- Instructions for the task: Copy every line in the records below that contains the word "detached".

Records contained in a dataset
——
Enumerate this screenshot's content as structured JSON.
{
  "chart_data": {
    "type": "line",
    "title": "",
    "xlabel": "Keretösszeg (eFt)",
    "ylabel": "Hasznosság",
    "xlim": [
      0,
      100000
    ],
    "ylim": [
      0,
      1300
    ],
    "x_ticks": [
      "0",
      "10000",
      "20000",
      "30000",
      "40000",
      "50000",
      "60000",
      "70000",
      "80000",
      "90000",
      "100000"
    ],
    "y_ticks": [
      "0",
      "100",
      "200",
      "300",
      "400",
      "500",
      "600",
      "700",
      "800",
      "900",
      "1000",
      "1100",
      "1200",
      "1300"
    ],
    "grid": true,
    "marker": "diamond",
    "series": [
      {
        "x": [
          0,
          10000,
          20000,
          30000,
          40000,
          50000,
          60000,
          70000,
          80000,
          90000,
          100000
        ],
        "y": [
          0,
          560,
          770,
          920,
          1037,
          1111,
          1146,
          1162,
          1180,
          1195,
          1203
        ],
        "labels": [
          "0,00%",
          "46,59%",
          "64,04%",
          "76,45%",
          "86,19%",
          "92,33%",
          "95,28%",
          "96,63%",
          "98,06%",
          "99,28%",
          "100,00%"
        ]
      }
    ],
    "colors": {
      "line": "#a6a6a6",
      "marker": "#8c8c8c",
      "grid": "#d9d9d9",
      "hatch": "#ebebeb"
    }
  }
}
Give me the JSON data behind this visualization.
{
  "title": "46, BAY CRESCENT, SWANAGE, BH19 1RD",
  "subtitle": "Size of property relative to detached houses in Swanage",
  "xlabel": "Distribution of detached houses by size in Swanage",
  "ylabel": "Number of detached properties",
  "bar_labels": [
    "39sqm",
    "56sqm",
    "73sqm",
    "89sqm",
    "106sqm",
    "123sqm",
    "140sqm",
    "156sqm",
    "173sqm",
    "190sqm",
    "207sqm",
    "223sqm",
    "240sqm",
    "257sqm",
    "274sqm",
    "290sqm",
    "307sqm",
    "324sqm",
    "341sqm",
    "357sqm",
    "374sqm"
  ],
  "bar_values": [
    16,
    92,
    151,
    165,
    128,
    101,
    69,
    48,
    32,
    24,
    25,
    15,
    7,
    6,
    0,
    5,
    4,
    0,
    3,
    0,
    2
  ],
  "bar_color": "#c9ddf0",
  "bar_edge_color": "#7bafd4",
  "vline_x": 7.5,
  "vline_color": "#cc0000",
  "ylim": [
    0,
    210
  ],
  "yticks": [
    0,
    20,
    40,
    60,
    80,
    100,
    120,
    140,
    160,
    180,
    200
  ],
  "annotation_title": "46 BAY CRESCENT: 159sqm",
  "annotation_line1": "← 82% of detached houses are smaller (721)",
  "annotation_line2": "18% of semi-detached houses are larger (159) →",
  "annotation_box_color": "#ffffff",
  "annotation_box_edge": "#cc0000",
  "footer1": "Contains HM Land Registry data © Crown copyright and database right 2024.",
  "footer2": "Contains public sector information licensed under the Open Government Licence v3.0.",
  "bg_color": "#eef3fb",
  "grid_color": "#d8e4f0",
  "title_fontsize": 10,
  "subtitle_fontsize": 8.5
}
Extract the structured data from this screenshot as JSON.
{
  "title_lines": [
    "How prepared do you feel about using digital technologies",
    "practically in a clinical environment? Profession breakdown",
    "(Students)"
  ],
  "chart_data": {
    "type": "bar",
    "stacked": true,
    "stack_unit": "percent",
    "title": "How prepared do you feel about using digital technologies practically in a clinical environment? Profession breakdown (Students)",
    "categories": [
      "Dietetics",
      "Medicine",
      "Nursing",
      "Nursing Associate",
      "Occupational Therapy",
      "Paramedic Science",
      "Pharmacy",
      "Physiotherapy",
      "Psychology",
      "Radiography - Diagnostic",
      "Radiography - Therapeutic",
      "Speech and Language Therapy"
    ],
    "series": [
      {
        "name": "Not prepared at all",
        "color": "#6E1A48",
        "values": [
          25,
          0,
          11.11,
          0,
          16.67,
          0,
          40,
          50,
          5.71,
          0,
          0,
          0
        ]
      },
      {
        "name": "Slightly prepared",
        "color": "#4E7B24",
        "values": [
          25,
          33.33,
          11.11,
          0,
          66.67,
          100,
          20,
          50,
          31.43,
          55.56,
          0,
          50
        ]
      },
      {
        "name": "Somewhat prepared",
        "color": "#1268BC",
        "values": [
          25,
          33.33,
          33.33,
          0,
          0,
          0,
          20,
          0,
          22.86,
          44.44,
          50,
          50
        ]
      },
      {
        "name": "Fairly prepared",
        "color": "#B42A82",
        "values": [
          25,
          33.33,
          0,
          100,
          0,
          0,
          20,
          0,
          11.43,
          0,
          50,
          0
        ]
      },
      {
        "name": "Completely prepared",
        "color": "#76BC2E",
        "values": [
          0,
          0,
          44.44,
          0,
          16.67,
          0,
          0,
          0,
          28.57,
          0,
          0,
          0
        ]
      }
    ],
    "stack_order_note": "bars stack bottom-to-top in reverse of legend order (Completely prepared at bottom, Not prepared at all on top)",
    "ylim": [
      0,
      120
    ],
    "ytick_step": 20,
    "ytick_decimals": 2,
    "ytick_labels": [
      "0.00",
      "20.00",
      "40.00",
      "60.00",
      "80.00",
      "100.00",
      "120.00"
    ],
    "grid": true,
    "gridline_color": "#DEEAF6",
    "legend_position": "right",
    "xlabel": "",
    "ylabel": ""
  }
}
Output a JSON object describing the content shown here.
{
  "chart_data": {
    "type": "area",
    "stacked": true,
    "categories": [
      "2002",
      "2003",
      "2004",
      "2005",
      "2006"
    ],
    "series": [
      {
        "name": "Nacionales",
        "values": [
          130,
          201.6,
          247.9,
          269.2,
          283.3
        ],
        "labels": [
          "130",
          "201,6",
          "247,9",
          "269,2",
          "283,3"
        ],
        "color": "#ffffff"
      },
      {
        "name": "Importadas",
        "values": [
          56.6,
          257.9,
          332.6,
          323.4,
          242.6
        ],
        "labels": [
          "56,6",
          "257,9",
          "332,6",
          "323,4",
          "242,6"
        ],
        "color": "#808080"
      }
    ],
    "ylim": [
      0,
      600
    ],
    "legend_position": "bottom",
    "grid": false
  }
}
——
- Worked answer:
  "subtitle": "Size of property relative to detached houses in Swanage",
  "xlabel": "Distribution of detached houses by size in Swanage",
  "ylabel": "Number of detached properties",
  "annotation_line1": "← 82% of detached houses are smaller (721)",
  "annotation_line2": "18% of semi-detached houses are larger (159) →",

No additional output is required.